EXCERPTED DATA.
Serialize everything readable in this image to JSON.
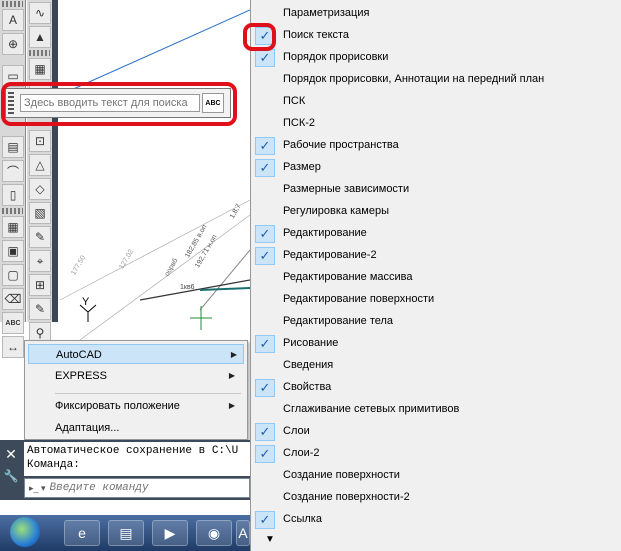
{
  "search_bar": {
    "placeholder": "Здесь вводить текст для поиска",
    "button_glyph": "ABC"
  },
  "submenu": {
    "items": [
      {
        "label": "AutoCAD",
        "submenu": true,
        "highlighted": true
      },
      {
        "label": "EXPRESS",
        "submenu": true
      },
      {
        "label": "Фиксировать положение",
        "submenu": true
      },
      {
        "label": "Адаптация...",
        "submenu": false
      }
    ]
  },
  "command_line": {
    "history": [
      "Автоматическое сохранение в C:\\U",
      "Команда:"
    ],
    "placeholder": "Введите команду",
    "close_glyph": "✕",
    "settings_glyph": "🔧"
  },
  "drawing_labels": [
    "1кв6",
    "оорвб",
    "177,50",
    "127,02",
    "182,85 в.оп",
    "192,71 н.оп",
    "1,8,7",
    "Y"
  ],
  "menu": {
    "items": [
      {
        "label": "Параметризация",
        "checked": false
      },
      {
        "label": "Поиск текста",
        "checked": true
      },
      {
        "label": "Порядок прорисовки",
        "checked": true
      },
      {
        "label": "Порядок прорисовки, Аннотации на передний план",
        "checked": false
      },
      {
        "label": "ПСК",
        "checked": false
      },
      {
        "label": "ПСК-2",
        "checked": false
      },
      {
        "label": "Рабочие пространства",
        "checked": true
      },
      {
        "label": "Размер",
        "checked": true
      },
      {
        "label": "Размерные зависимости",
        "checked": false
      },
      {
        "label": "Регулировка камеры",
        "checked": false
      },
      {
        "label": "Редактирование",
        "checked": true
      },
      {
        "label": "Редактирование-2",
        "checked": true
      },
      {
        "label": "Редактирование массива",
        "checked": false
      },
      {
        "label": "Редактирование поверхности",
        "checked": false
      },
      {
        "label": "Редактирование тела",
        "checked": false
      },
      {
        "label": "Рисование",
        "checked": true
      },
      {
        "label": "Сведения",
        "checked": false
      },
      {
        "label": "Свойства",
        "checked": true
      },
      {
        "label": "Сглаживание сетевых примитивов",
        "checked": false
      },
      {
        "label": "Слои",
        "checked": true
      },
      {
        "label": "Слои-2",
        "checked": true
      },
      {
        "label": "Создание поверхности",
        "checked": false
      },
      {
        "label": "Создание поверхности-2",
        "checked": false
      },
      {
        "label": "Ссылка",
        "checked": true
      }
    ],
    "check_glyph": "✓",
    "scroll_glyph": "▼"
  },
  "toolbar_col1": [
    "A",
    "⊕",
    "▭",
    "▤",
    "⌒",
    "▯",
    "▦",
    "▣",
    "▢",
    "⌫",
    "ABC",
    "↔"
  ],
  "toolbar_col2": [
    "∿",
    "▲",
    "▦",
    "▥",
    "⊡",
    "△",
    "◇",
    "▧",
    "✎",
    "⌖",
    "⊞",
    "✎",
    "⚲",
    "⌗",
    "⚓"
  ],
  "colors": {
    "highlight_ring": "#e0101a",
    "check_bg": "#cce4f7",
    "dark_panel": "#3d4a59"
  }
}
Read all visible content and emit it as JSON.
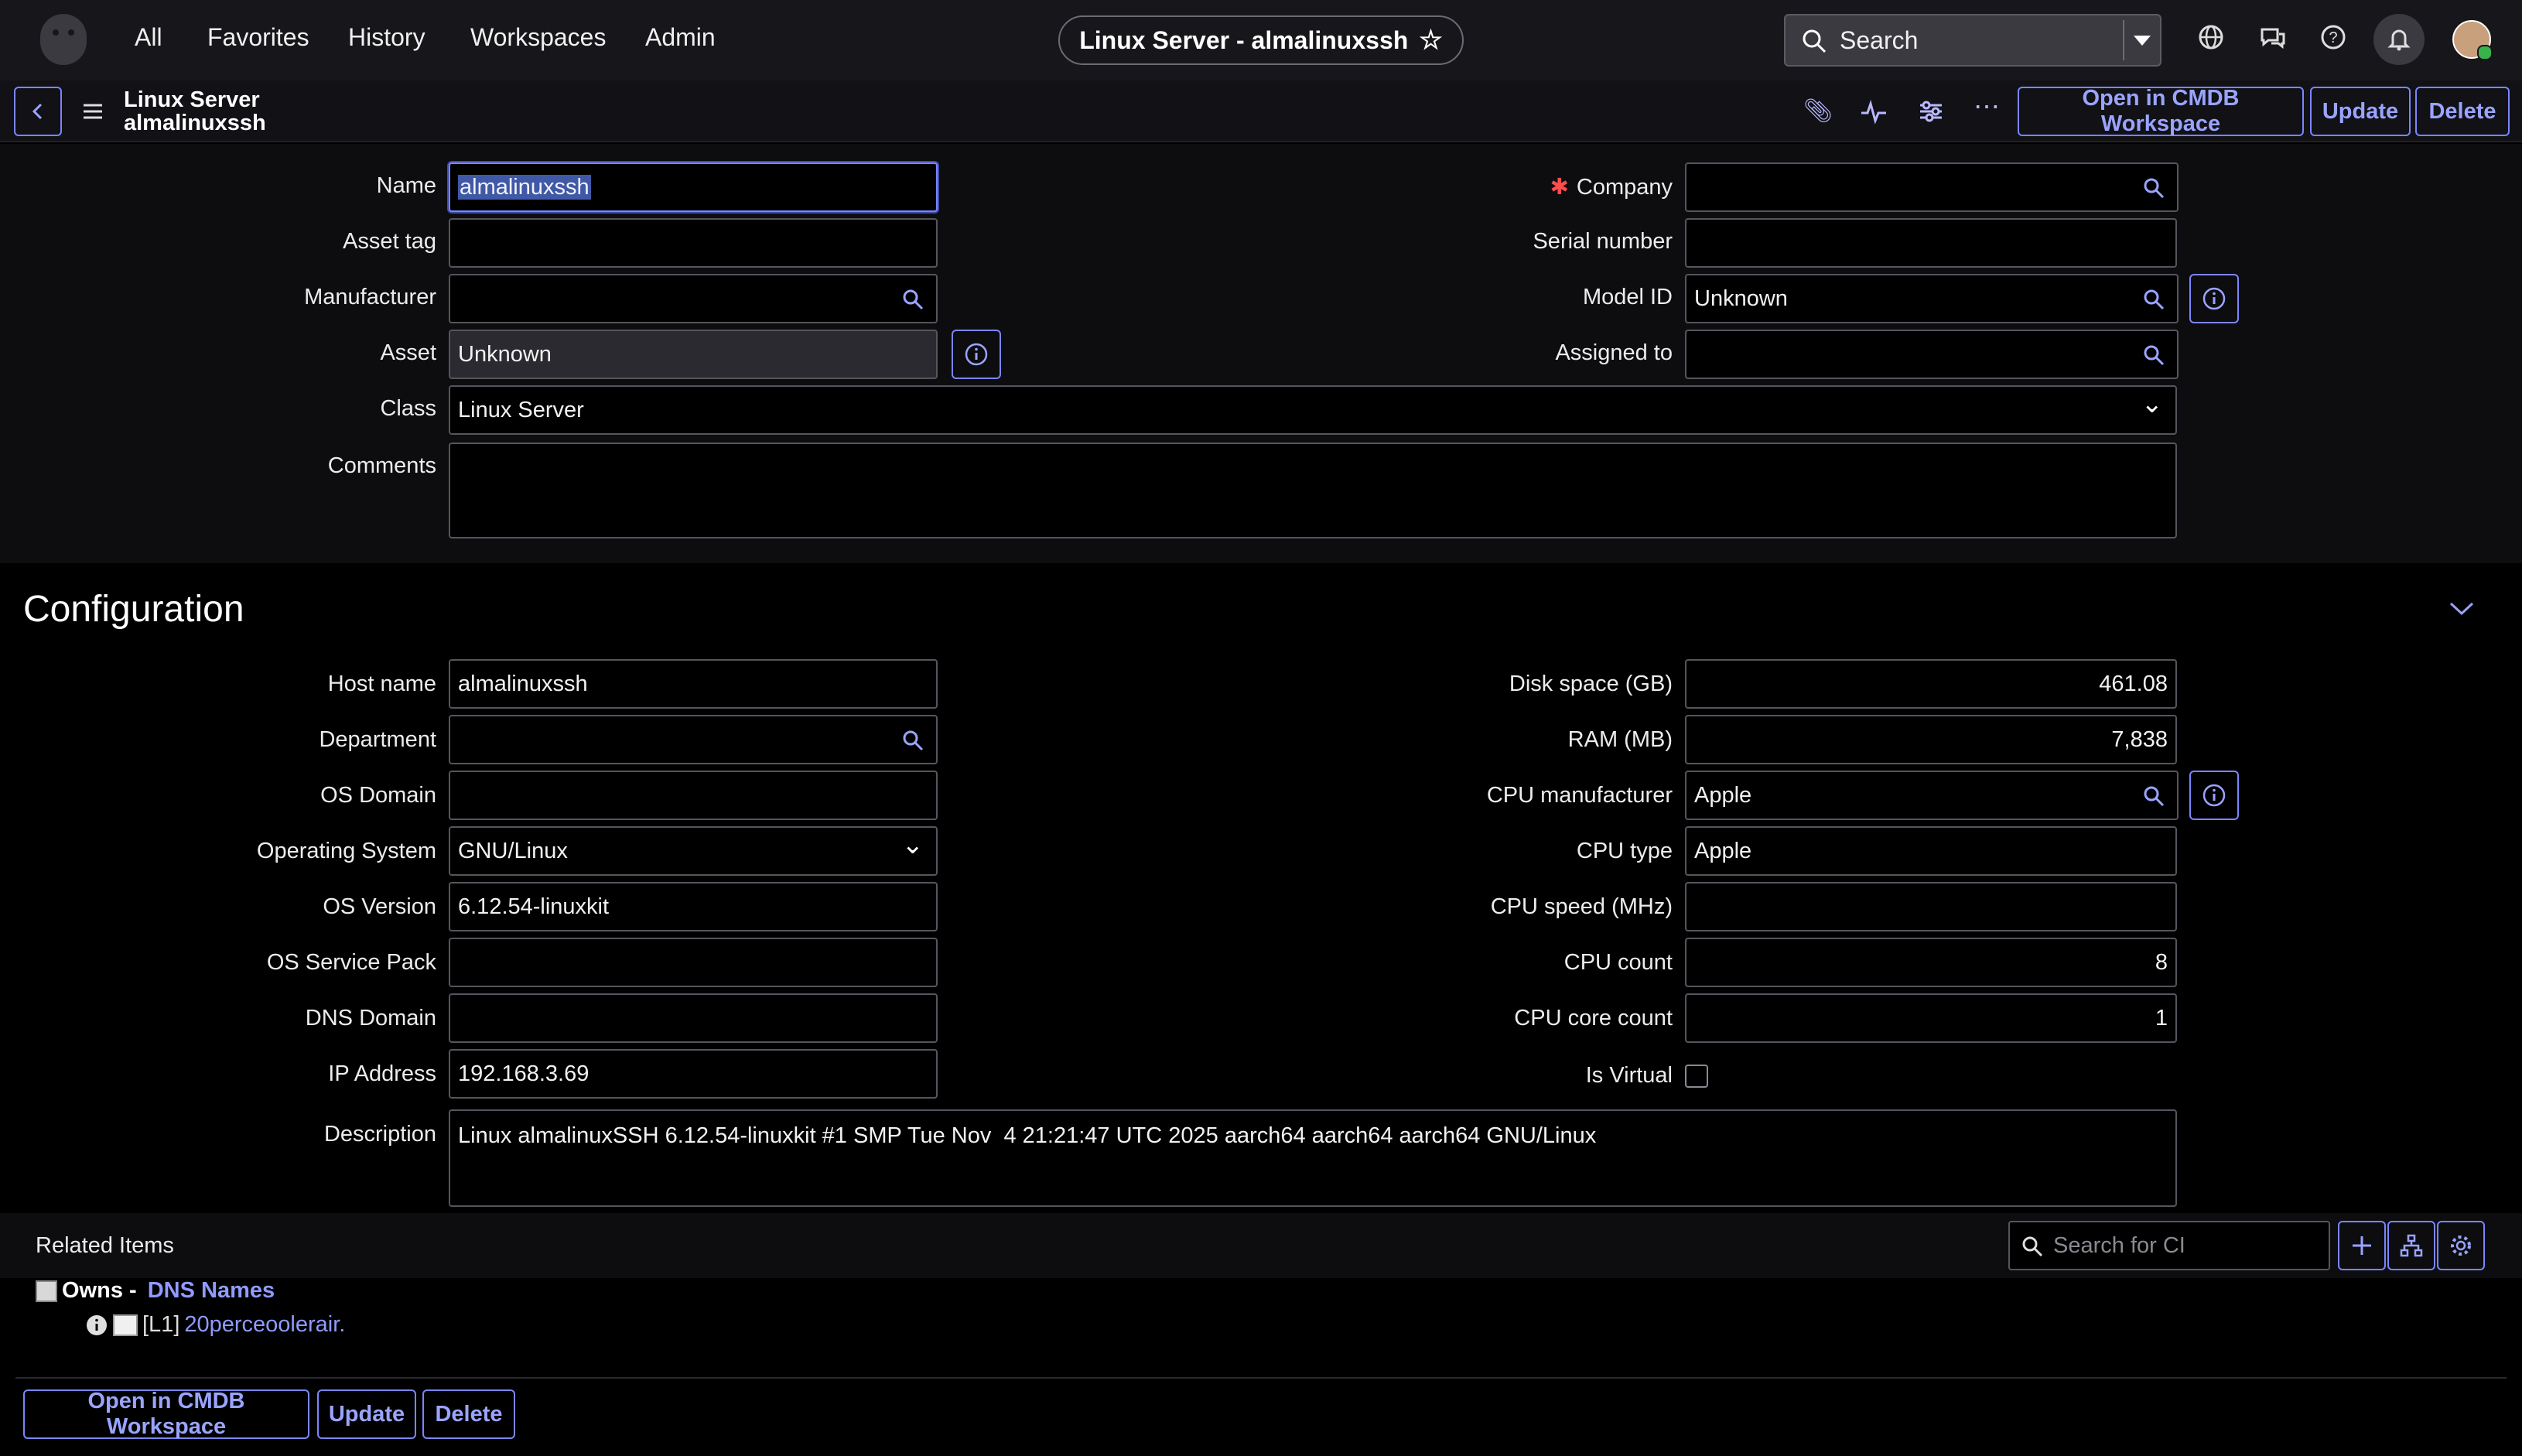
{
  "nav": {
    "items": [
      "All",
      "Favorites",
      "History",
      "Workspaces",
      "Admin"
    ],
    "record_title": "Linux Server - almalinuxssh",
    "search_placeholder": "Search"
  },
  "record_header": {
    "type": "Linux Server",
    "name": "almalinuxssh",
    "buttons": {
      "open_cmdb": "Open in CMDB Workspace",
      "update": "Update",
      "delete": "Delete"
    }
  },
  "form": {
    "name": {
      "label": "Name",
      "value": "almalinuxssh"
    },
    "asset_tag": {
      "label": "Asset tag",
      "value": ""
    },
    "manufacturer": {
      "label": "Manufacturer",
      "value": ""
    },
    "asset": {
      "label": "Asset",
      "value": "Unknown"
    },
    "class": {
      "label": "Class",
      "value": "Linux Server"
    },
    "comments": {
      "label": "Comments",
      "value": ""
    },
    "company": {
      "label": "Company",
      "value": "",
      "required_mark": "✱"
    },
    "serial_number": {
      "label": "Serial number",
      "value": ""
    },
    "model_id": {
      "label": "Model ID",
      "value": "Unknown"
    },
    "assigned_to": {
      "label": "Assigned to",
      "value": ""
    }
  },
  "configuration": {
    "title": "Configuration",
    "host_name": {
      "label": "Host name",
      "value": "almalinuxssh"
    },
    "department": {
      "label": "Department",
      "value": ""
    },
    "os_domain": {
      "label": "OS Domain",
      "value": ""
    },
    "operating_system": {
      "label": "Operating System",
      "value": "GNU/Linux"
    },
    "os_version": {
      "label": "OS Version",
      "value": "6.12.54-linuxkit"
    },
    "os_service_pack": {
      "label": "OS Service Pack",
      "value": ""
    },
    "dns_domain": {
      "label": "DNS Domain",
      "value": ""
    },
    "ip_address": {
      "label": "IP Address",
      "value": "192.168.3.69"
    },
    "description": {
      "label": "Description",
      "value": "Linux almalinuxSSH 6.12.54-linuxkit #1 SMP Tue Nov  4 21:21:47 UTC 2025 aarch64 aarch64 aarch64 GNU/Linux"
    },
    "disk_space": {
      "label": "Disk space (GB)",
      "value": "461.08"
    },
    "ram": {
      "label": "RAM (MB)",
      "value": "7,838"
    },
    "cpu_manufacturer": {
      "label": "CPU manufacturer",
      "value": "Apple"
    },
    "cpu_type": {
      "label": "CPU type",
      "value": "Apple"
    },
    "cpu_speed": {
      "label": "CPU speed (MHz)",
      "value": ""
    },
    "cpu_count": {
      "label": "CPU count",
      "value": "8"
    },
    "cpu_core_count": {
      "label": "CPU core count",
      "value": "1"
    },
    "is_virtual": {
      "label": "Is Virtual",
      "checked": false
    }
  },
  "related": {
    "title": "Related Items",
    "search_placeholder": "Search for CI",
    "relation_prefix": "Owns - ",
    "relation_link": "DNS Names",
    "child_level": "[L1]",
    "child_link": "20perceoolerair."
  },
  "footer": {
    "open_cmdb": "Open in CMDB Workspace",
    "update": "Update",
    "delete": "Delete"
  },
  "colors": {
    "accent": "#7b86ff",
    "background": "#000000",
    "nav_bg": "#17171b",
    "required": "#ff4d4d"
  }
}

EXERCISE DIRECTIONS.
From the listing above, copy every line that holds the string "JSON".

WRITTEN SOLUTION.
Serialize everything readable in this image to JSON.
Read all visible content and emit it as JSON.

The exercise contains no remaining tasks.